_What the task requires_.
What is the number of lines holding the word "Less"? Give that number alone.

_Input data_.
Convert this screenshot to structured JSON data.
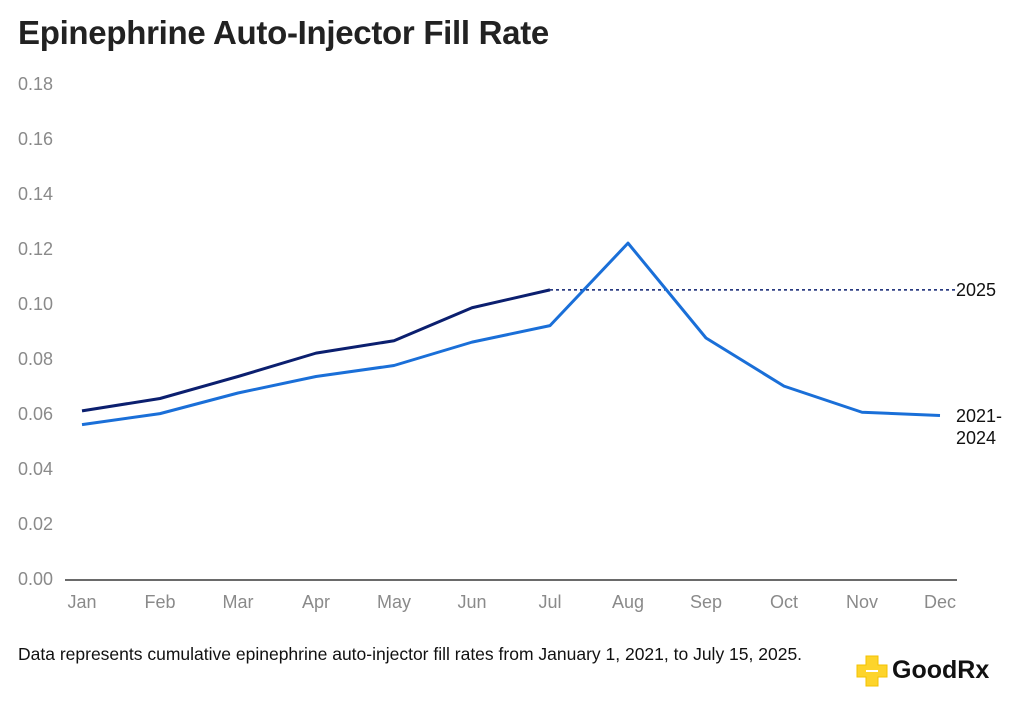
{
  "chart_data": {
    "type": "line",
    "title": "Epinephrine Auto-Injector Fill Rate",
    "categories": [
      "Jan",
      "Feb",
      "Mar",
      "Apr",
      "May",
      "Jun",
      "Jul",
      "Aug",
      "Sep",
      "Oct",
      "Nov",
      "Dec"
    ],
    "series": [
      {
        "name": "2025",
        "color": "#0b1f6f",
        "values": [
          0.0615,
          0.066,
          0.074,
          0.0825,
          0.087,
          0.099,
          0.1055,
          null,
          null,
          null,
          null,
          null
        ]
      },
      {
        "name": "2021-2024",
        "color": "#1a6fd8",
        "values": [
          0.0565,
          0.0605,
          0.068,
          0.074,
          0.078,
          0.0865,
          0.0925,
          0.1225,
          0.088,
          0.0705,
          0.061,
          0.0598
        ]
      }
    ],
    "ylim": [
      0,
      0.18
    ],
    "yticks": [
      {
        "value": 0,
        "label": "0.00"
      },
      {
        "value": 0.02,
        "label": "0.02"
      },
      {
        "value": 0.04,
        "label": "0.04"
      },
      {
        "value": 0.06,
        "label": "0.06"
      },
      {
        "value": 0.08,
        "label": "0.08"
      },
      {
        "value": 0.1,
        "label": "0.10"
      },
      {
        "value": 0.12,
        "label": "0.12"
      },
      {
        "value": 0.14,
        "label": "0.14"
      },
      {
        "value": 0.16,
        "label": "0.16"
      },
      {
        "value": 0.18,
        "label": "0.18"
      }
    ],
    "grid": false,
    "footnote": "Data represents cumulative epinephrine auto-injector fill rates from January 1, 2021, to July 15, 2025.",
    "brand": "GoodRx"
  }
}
==
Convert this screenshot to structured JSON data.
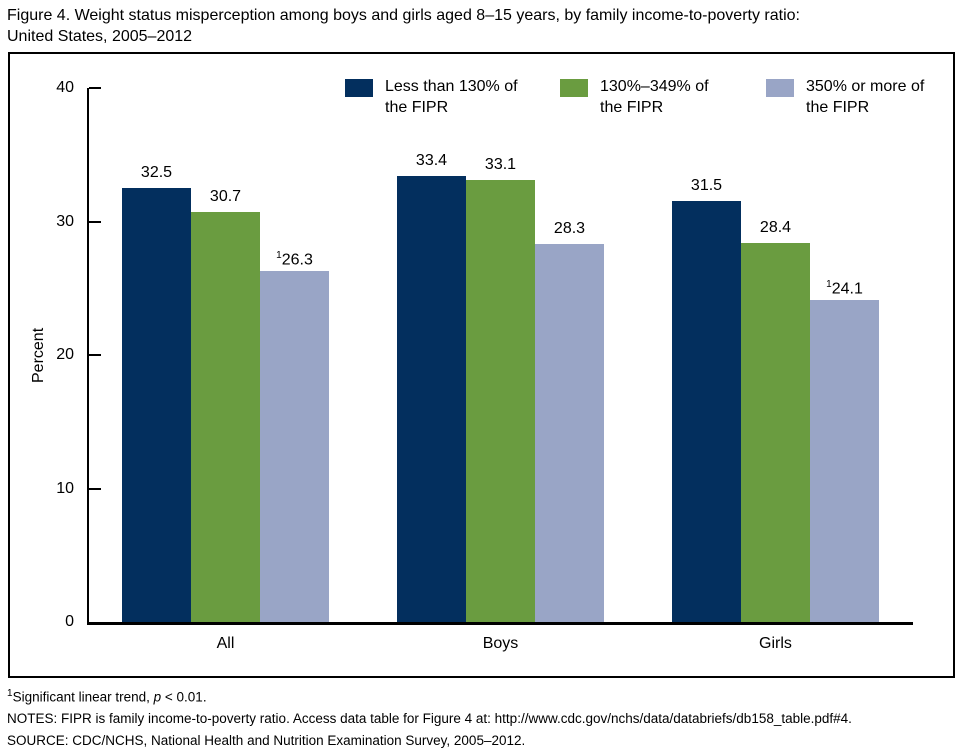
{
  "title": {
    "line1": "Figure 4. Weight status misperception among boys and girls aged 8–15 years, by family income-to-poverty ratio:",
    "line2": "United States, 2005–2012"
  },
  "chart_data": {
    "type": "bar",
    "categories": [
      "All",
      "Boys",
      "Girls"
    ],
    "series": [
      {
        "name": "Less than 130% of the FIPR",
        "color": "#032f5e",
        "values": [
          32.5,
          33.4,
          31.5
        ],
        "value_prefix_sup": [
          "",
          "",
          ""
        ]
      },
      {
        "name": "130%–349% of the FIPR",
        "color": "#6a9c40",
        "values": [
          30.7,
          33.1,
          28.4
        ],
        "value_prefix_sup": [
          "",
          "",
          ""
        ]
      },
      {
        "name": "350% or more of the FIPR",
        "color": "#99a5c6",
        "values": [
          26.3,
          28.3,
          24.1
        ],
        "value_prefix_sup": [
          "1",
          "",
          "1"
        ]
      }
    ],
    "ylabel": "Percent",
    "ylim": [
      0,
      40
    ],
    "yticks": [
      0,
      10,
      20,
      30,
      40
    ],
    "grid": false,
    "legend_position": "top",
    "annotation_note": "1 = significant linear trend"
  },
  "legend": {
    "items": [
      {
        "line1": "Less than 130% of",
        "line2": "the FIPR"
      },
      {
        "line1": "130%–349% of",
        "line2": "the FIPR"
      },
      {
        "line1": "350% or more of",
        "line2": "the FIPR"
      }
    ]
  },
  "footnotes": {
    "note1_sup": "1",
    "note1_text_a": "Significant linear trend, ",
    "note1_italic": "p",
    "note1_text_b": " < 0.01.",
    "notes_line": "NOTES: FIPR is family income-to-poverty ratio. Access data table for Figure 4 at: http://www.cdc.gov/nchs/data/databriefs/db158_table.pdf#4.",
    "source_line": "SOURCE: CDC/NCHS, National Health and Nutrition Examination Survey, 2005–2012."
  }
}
* * *
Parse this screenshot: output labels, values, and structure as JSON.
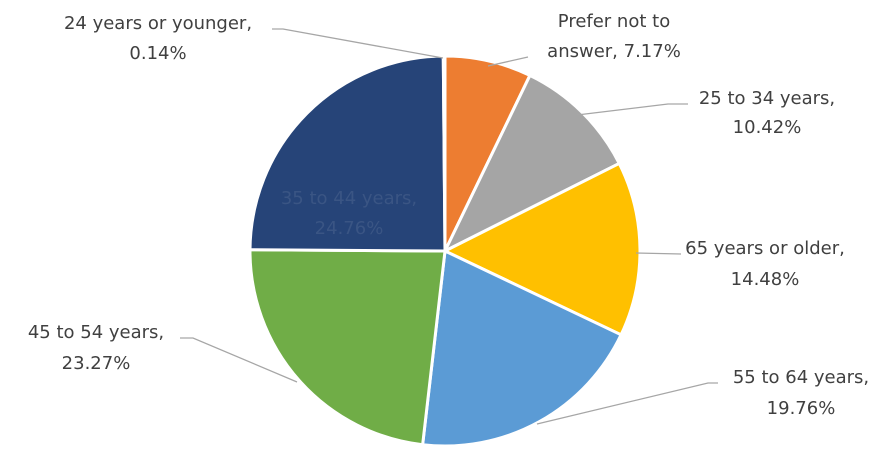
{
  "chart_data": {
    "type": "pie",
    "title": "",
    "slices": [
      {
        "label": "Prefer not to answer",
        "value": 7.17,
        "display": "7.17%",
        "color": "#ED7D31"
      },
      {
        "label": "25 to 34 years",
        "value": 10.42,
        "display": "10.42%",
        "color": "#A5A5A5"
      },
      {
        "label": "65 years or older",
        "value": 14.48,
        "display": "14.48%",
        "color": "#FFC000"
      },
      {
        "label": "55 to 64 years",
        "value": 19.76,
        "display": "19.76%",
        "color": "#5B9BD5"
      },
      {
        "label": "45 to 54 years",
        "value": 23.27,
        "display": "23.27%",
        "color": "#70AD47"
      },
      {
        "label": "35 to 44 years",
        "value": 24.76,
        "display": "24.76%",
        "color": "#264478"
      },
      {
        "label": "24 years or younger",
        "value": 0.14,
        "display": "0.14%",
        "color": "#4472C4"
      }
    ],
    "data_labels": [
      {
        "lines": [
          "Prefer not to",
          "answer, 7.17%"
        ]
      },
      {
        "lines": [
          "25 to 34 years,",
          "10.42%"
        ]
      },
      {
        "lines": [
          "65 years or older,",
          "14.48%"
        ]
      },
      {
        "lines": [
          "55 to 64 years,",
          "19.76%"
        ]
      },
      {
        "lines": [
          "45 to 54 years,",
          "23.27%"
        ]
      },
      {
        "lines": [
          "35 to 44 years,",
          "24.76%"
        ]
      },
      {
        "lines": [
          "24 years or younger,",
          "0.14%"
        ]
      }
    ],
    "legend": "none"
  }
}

_Result of this exercise_.
2